[THE DATA start]

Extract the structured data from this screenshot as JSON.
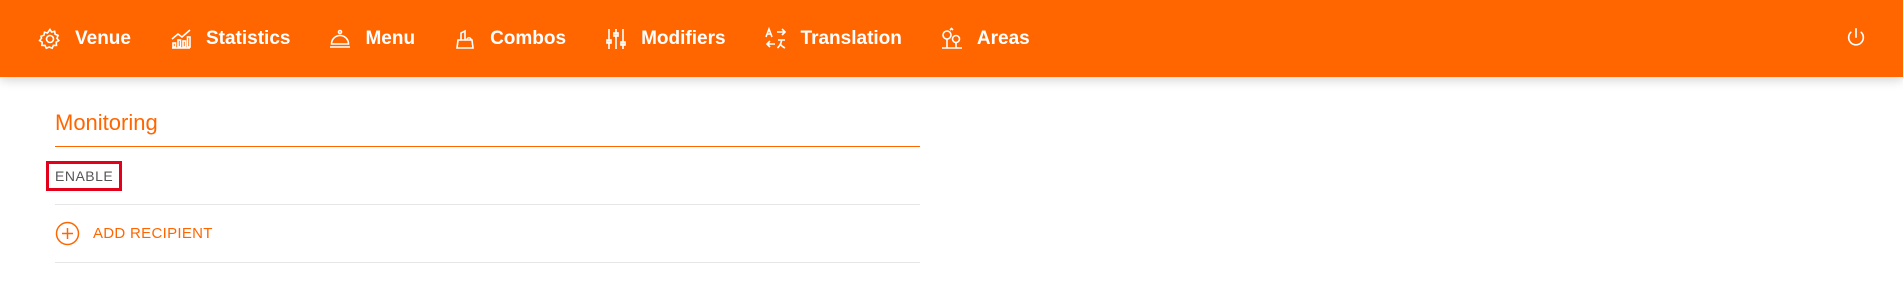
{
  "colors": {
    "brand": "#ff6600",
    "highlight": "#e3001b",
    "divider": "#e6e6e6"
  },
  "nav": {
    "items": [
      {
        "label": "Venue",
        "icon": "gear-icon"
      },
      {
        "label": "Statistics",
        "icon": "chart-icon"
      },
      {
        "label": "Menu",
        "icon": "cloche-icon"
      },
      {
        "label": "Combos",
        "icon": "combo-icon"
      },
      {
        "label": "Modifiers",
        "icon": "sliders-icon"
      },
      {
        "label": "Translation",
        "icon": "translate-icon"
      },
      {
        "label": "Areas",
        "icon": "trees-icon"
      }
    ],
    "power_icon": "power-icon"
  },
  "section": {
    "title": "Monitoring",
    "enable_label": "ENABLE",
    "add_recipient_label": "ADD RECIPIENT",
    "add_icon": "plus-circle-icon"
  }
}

[THE DATA end]

- _OBJECTIVE_
Take every line that includes the string "icon" and copy it.

- _RESULT OF THE EXERCISE_
        "icon": "gear-icon"
        "icon": "chart-icon"
        "icon": "cloche-icon"
        "icon": "combo-icon"
        "icon": "sliders-icon"
        "icon": "translate-icon"
        "icon": "trees-icon"
    "power_icon": "power-icon"
    "add_icon": "plus-circle-icon"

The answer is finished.